[RECORDED DATA]:
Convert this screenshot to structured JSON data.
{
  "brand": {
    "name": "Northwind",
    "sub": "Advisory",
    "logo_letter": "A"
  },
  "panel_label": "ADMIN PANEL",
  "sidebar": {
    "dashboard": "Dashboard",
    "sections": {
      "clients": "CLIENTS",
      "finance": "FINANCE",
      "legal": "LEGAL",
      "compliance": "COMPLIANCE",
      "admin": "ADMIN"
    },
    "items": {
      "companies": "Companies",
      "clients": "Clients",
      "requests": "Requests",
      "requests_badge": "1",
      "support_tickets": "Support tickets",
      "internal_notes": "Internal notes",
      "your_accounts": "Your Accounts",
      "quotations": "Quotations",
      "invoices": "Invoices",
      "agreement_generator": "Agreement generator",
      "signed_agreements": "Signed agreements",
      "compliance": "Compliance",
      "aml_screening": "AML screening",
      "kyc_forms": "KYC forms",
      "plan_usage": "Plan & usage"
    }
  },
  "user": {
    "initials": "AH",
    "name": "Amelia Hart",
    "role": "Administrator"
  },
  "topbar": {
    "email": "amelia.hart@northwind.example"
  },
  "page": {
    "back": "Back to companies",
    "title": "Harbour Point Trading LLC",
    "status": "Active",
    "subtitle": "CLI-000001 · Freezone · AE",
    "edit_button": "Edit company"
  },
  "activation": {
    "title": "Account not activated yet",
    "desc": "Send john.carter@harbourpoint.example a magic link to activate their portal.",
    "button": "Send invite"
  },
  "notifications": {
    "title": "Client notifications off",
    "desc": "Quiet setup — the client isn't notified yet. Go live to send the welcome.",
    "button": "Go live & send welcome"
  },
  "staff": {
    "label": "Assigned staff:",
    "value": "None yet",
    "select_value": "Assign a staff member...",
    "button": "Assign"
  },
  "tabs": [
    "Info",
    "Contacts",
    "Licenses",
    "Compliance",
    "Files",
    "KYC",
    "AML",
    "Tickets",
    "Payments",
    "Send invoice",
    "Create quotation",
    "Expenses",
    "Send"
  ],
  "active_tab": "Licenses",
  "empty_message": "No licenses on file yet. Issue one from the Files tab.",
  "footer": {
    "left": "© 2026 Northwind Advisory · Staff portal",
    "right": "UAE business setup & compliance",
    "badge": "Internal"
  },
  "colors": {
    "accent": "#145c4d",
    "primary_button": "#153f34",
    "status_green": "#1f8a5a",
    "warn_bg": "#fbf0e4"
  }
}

...

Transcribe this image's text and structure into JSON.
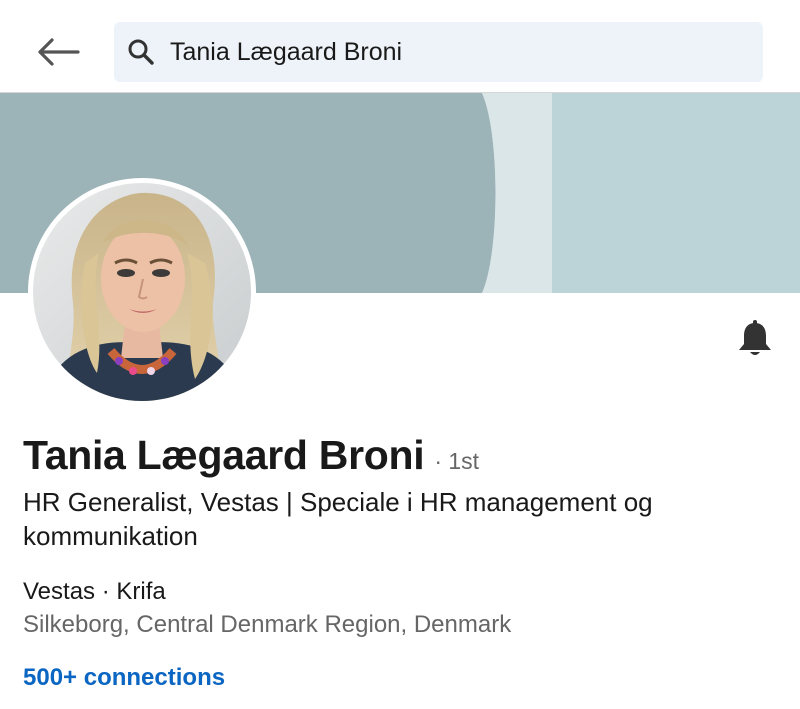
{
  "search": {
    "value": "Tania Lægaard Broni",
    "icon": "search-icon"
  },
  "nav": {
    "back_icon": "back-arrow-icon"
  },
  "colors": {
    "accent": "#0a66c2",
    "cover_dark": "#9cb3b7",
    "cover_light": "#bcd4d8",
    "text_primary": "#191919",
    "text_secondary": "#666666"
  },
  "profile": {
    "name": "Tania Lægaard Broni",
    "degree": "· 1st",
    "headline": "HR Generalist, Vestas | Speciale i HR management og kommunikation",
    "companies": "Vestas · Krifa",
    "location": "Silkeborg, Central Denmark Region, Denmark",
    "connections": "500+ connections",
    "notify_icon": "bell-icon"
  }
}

[TASK BRIEF]: How many of the listing's lines contain "Lægaard"? Respond with a single number and nothing else.

[RESPONSE BELOW]: 2